- _Exercise aim_: Copy the records below exactly, omitting any pictures they contain.

- _Stored rows_:
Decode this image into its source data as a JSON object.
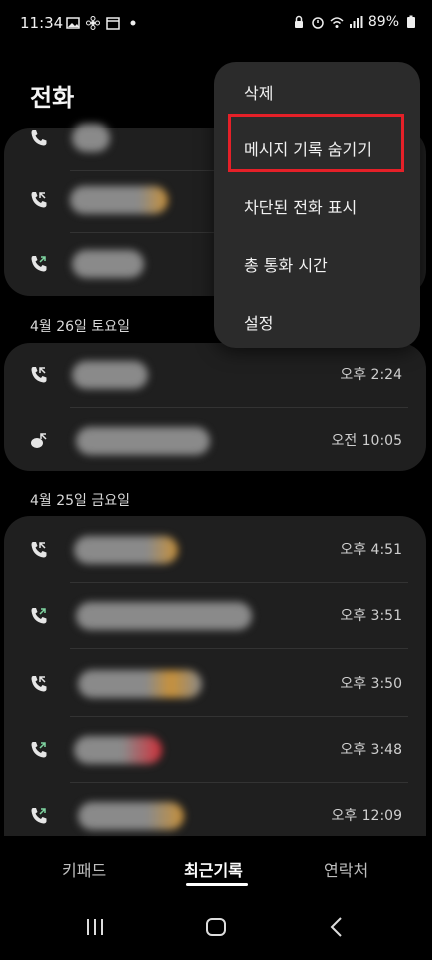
{
  "status": {
    "time": "11:34",
    "battery": "89%"
  },
  "header": {
    "title": "전화"
  },
  "menu": {
    "items": [
      "삭제",
      "메시지 기록 숨기기",
      "차단된 전화 표시",
      "총 통화 시간",
      "설정"
    ],
    "highlighted_index": 1,
    "highlight_color": "#e52028"
  },
  "call_log": {
    "group1_times": [
      "",
      "",
      ""
    ],
    "date_apr26": "4월 26일 토요일",
    "group2_times": [
      "오후 2:24",
      "오전 10:05"
    ],
    "date_apr25": "4월 25일 금요일",
    "group3_times": [
      "오후 4:51",
      "오후 3:51",
      "오후 3:50",
      "오후 3:48",
      "오후 12:09"
    ]
  },
  "tabs": {
    "keypad": "키패드",
    "recents": "최근기록",
    "contacts": "연락처",
    "active": "recents"
  },
  "colors": {
    "background": "#000000",
    "card": "#1f1f1f",
    "menu": "#2b2b2b",
    "incoming_icon": "#e6e6e6",
    "outgoing_icon": "#7fd4a0"
  }
}
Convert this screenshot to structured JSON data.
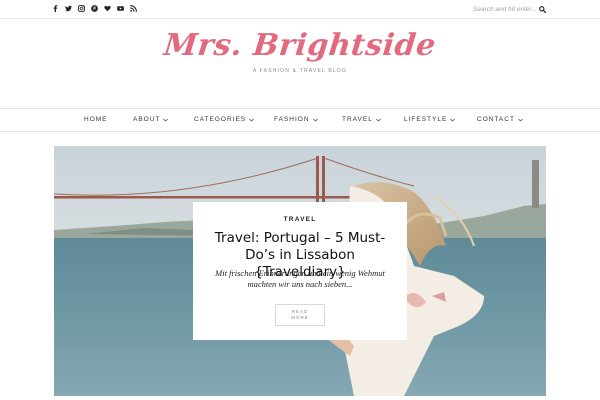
{
  "topbar": {
    "social_icons": [
      "facebook-icon",
      "twitter-icon",
      "instagram-icon",
      "pinterest-icon",
      "bloglovin-heart-icon",
      "youtube-icon",
      "rss-icon"
    ],
    "search_placeholder": "Search and hit enter..."
  },
  "header": {
    "logo_text": "Mrs. Brightside",
    "tagline": "A FASHION & TRAVEL BLOG",
    "logo_color": "#e2697e"
  },
  "nav": {
    "items": [
      {
        "label": "HOME",
        "has_dropdown": false
      },
      {
        "label": "ABOUT",
        "has_dropdown": true
      },
      {
        "label": "CATEGORIES",
        "has_dropdown": true
      },
      {
        "label": "FASHION",
        "has_dropdown": true
      },
      {
        "label": "TRAVEL",
        "has_dropdown": true
      },
      {
        "label": "LIFESTYLE",
        "has_dropdown": true
      },
      {
        "label": "CONTACT",
        "has_dropdown": true
      }
    ]
  },
  "featured": {
    "category": "TRAVEL",
    "title": "Travel: Portugal – 5 Must-Do’s in Lissabon {Traveldiary}",
    "excerpt": "Mit frischen Erinnerungen und ein wenig Wehmut machten wir uns nach sieben...",
    "read_more_line1": "READ",
    "read_more_line2": "MORE"
  }
}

- _Result_:
Decode this image into its source data as a JSON object.
{
  "status": {
    "time": "11:34",
    "battery": "89%"
  },
  "header": {
    "title": "전화"
  },
  "menu": {
    "items": [
      "삭제",
      "메시지 기록 숨기기",
      "차단된 전화 표시",
      "총 통화 시간",
      "설정"
    ],
    "highlighted_index": 1,
    "highlight_color": "#e52028"
  },
  "call_log": {
    "group1_times": [
      "",
      "",
      ""
    ],
    "date_apr26": "4월 26일 토요일",
    "group2_times": [
      "오후 2:24",
      "오전 10:05"
    ],
    "date_apr25": "4월 25일 금요일",
    "group3_times": [
      "오후 4:51",
      "오후 3:51",
      "오후 3:50",
      "오후 3:48",
      "오후 12:09"
    ]
  },
  "tabs": {
    "keypad": "키패드",
    "recents": "최근기록",
    "contacts": "연락처",
    "active": "recents"
  },
  "colors": {
    "background": "#000000",
    "card": "#1f1f1f",
    "menu": "#2b2b2b",
    "incoming_icon": "#e6e6e6",
    "outgoing_icon": "#7fd4a0"
  }
}
Convert this screenshot to structured JSON data.
{
  "topbar": {
    "social_icons": [
      "facebook-icon",
      "twitter-icon",
      "instagram-icon",
      "pinterest-icon",
      "bloglovin-heart-icon",
      "youtube-icon",
      "rss-icon"
    ],
    "search_placeholder": "Search and hit enter..."
  },
  "header": {
    "logo_text": "Mrs. Brightside",
    "tagline": "A FASHION & TRAVEL BLOG",
    "logo_color": "#e2697e"
  },
  "nav": {
    "items": [
      {
        "label": "HOME",
        "has_dropdown": false
      },
      {
        "label": "ABOUT",
        "has_dropdown": true
      },
      {
        "label": "CATEGORIES",
        "has_dropdown": true
      },
      {
        "label": "FASHION",
        "has_dropdown": true
      },
      {
        "label": "TRAVEL",
        "has_dropdown": true
      },
      {
        "label": "LIFESTYLE",
        "has_dropdown": true
      },
      {
        "label": "CONTACT",
        "has_dropdown": true
      }
    ]
  },
  "featured": {
    "category": "TRAVEL",
    "title": "Travel: Portugal – 5 Must-Do’s in Lissabon {Traveldiary}",
    "excerpt": "Mit frischen Erinnerungen und ein wenig Wehmut machten wir uns nach sieben...",
    "read_more_line1": "READ",
    "read_more_line2": "MORE"
  }
}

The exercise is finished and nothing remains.